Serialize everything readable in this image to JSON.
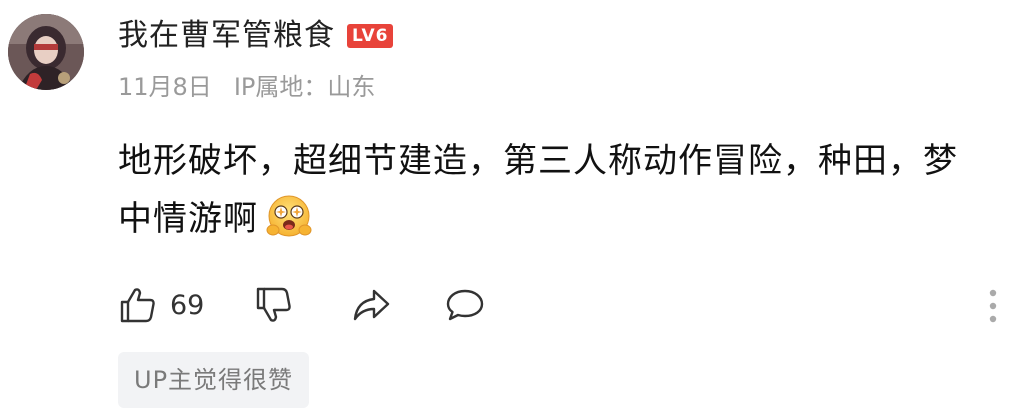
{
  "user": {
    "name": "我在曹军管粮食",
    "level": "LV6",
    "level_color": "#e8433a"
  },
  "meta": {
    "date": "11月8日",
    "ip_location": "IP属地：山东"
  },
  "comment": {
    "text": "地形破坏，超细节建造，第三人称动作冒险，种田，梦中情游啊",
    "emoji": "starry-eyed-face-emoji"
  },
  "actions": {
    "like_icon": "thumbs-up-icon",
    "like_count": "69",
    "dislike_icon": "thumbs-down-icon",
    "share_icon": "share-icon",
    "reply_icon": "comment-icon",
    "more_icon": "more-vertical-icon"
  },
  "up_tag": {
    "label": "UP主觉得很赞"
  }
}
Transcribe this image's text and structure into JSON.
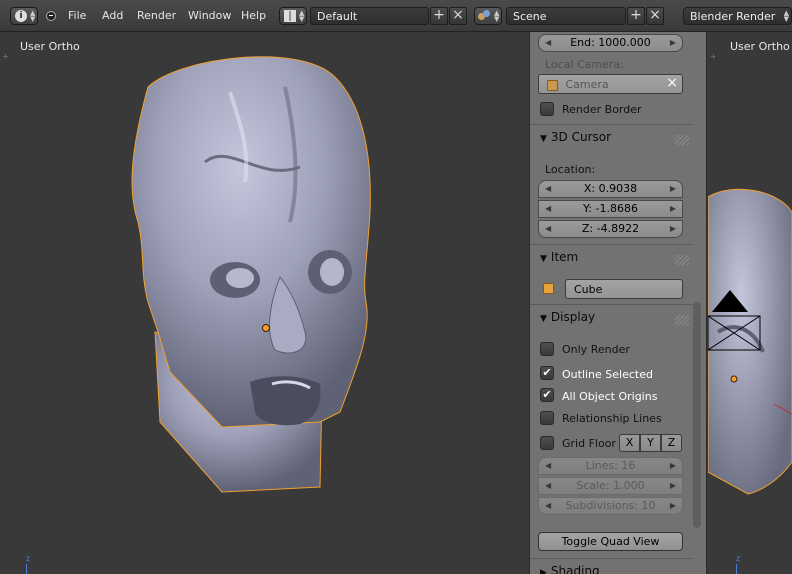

--

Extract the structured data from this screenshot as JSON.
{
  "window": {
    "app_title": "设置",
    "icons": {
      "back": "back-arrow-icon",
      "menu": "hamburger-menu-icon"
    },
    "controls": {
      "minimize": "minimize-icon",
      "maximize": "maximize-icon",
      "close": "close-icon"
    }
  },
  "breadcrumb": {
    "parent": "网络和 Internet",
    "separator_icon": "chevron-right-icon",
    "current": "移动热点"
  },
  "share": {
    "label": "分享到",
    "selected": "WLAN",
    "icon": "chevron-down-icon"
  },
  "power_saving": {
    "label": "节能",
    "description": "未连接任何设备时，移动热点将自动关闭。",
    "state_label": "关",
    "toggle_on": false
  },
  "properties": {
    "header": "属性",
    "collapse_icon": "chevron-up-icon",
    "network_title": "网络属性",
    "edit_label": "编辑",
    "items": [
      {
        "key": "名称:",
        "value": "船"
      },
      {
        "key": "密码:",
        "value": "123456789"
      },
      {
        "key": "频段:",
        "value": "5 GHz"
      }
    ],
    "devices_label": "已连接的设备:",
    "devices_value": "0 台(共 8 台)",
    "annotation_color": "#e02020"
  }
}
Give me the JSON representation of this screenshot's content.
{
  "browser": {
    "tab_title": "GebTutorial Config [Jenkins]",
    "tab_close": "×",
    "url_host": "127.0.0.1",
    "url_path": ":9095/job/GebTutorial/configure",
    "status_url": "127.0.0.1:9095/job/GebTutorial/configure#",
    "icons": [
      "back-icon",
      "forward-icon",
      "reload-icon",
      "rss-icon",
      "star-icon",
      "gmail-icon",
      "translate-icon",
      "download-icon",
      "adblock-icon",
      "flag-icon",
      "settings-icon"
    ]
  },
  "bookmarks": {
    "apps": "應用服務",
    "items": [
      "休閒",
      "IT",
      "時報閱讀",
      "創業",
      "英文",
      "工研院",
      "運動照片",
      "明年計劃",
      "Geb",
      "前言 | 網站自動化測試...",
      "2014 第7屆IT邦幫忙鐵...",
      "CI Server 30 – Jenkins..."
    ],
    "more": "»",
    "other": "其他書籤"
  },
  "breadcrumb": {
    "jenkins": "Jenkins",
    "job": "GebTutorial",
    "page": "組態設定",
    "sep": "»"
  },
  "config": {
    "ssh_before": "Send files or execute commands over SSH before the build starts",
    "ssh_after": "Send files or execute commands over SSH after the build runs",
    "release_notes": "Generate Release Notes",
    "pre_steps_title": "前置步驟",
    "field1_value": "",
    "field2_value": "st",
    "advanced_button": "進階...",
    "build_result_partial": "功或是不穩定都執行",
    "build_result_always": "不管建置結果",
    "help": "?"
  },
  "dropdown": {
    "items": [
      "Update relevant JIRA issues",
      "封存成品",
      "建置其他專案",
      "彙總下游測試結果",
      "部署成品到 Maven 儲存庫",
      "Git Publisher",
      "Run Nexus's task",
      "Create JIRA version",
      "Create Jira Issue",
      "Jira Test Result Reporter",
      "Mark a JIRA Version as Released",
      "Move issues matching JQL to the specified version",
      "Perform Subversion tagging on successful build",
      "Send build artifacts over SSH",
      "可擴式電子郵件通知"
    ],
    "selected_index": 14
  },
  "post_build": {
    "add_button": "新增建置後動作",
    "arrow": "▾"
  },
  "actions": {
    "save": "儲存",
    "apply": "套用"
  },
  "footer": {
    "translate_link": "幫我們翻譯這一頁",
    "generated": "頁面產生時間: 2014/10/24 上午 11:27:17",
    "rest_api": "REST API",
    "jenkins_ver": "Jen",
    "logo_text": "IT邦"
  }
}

==

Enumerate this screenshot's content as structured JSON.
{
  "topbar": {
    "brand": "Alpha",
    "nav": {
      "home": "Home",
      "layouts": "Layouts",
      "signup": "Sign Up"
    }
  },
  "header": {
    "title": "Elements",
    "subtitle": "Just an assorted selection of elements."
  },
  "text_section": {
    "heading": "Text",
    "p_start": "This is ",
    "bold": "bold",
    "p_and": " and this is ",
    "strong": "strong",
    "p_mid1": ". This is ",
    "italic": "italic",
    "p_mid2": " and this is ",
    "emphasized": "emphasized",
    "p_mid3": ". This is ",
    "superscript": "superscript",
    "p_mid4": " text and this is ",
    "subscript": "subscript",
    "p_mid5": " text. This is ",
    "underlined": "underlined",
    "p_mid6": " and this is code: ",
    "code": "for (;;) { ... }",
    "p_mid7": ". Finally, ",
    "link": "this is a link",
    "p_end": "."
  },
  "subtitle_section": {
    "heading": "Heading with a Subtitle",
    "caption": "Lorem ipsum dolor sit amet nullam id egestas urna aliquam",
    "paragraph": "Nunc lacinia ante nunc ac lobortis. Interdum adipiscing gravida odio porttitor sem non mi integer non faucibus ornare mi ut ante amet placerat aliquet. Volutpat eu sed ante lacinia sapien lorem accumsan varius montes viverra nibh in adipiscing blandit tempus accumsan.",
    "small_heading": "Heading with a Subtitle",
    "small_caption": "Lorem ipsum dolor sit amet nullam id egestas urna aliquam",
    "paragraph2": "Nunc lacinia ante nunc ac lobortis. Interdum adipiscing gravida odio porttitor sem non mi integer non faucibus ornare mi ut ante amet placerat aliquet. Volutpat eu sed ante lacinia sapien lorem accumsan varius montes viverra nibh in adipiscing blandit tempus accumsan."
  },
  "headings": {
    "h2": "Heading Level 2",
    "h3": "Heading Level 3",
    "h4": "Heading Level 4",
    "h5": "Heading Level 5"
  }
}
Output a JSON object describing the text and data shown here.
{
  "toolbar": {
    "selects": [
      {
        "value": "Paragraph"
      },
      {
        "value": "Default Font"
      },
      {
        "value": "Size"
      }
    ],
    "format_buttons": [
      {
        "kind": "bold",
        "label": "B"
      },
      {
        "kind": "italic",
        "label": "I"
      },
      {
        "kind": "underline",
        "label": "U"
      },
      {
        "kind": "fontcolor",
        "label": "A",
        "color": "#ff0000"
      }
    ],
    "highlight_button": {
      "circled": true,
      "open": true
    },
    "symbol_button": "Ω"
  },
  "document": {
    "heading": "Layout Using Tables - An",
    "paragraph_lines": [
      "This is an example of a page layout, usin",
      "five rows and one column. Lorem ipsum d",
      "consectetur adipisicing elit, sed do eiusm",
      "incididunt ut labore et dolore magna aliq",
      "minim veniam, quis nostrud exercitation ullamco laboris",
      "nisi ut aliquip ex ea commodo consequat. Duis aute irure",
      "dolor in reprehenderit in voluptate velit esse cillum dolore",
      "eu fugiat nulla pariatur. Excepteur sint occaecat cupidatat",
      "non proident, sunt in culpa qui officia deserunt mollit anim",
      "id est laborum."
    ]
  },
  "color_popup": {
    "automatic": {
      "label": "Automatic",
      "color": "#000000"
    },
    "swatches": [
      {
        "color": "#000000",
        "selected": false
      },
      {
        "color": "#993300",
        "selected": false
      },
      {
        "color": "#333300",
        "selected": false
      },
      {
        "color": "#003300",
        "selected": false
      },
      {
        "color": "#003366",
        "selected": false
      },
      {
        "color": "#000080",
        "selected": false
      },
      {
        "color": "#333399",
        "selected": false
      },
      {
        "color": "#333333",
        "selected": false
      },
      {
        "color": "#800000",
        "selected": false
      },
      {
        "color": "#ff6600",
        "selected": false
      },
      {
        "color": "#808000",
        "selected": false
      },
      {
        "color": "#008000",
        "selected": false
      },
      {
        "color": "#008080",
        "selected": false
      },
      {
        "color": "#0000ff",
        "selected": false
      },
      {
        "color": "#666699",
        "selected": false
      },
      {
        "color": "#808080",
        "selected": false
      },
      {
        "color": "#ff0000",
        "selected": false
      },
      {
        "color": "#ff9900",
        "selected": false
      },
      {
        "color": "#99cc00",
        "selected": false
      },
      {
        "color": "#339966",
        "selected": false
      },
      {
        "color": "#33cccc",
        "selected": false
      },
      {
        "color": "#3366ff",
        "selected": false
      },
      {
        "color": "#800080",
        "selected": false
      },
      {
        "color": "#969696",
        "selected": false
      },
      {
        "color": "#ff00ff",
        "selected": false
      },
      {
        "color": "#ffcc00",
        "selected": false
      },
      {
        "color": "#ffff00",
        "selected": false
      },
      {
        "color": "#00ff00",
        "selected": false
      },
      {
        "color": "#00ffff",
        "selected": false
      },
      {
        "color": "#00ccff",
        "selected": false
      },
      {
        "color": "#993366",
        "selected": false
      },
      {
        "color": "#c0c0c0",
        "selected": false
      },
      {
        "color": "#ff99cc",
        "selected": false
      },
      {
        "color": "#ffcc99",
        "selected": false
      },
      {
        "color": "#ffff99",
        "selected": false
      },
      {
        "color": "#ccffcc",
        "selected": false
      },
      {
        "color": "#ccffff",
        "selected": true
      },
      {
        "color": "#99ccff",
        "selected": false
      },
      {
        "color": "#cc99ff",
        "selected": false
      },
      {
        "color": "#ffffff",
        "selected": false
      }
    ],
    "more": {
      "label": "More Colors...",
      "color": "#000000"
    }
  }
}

▶ [AIM OF THE EXERCISE]: Using the entries above, repeat exactly the lines from the one with "Serialize everything readable" to the one with "Transcribe this image's", both included, and leave the pictures behind.

▶ [TASK RESPONSE]:
Serialize everything readable in this image to JSON.
{
  "user": {
    "name": "我在曹军管粮食",
    "level": "LV6",
    "level_color": "#e8433a"
  },
  "meta": {
    "date": "11月8日",
    "ip_location": "IP属地：山东"
  },
  "comment": {
    "text": "地形破坏，超细节建造，第三人称动作冒险，种田，梦中情游啊",
    "emoji": "starry-eyed-face-emoji"
  },
  "actions": {
    "like_icon": "thumbs-up-icon",
    "like_count": "69",
    "dislike_icon": "thumbs-down-icon",
    "share_icon": "share-icon",
    "reply_icon": "comment-icon",
    "more_icon": "more-vertical-icon"
  },
  "up_tag": {
    "label": "UP主觉得很赞"
  }
}
Transcribe this image's text and structure into JSON.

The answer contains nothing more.